[INPUT RECORDS start]

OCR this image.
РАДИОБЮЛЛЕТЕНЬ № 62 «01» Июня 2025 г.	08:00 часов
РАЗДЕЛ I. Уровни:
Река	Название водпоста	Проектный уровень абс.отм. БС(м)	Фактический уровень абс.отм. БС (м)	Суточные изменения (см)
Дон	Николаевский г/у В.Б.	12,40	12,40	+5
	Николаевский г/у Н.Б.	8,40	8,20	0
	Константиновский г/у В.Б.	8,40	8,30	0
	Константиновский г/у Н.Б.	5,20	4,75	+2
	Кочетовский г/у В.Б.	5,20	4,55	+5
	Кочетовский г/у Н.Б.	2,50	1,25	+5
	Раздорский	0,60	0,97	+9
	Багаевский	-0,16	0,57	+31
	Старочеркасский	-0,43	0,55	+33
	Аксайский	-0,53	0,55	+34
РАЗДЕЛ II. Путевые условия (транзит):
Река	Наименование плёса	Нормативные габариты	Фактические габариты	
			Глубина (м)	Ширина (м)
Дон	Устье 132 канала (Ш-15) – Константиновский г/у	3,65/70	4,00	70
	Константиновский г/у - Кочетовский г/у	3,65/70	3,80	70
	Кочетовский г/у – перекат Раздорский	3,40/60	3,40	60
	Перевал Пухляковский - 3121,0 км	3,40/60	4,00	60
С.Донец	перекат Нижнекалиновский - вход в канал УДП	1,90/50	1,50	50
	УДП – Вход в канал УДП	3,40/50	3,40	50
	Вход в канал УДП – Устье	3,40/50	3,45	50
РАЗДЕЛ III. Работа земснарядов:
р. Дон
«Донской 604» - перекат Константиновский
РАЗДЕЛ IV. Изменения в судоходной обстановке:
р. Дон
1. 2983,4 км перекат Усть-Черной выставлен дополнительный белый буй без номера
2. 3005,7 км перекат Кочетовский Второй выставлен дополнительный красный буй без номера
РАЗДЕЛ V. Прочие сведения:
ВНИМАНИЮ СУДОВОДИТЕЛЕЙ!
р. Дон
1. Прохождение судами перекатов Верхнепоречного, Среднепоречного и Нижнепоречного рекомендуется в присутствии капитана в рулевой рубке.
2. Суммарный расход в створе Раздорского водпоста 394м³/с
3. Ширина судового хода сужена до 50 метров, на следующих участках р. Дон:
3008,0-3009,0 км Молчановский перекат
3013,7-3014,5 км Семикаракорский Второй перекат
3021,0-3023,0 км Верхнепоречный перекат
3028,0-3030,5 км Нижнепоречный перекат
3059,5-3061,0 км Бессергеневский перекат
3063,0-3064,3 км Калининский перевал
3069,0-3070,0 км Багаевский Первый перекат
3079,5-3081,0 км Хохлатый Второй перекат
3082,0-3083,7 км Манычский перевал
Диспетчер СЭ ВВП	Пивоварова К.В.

[INPUT RECORDS end]

- WHAT YOU SHOULD DO -
Pull out the lines above in which the word "РАЗДЕЛ" appears.

- WRITTEN SOLUTION -
РАЗДЕЛ I. Уровни:
РАЗДЕЛ II. Путевые условия (транзит):
РАЗДЕЛ III. Работа земснарядов:
РАЗДЕЛ IV. Изменения в судоходной обстановке:
РАЗДЕЛ V. Прочие сведения:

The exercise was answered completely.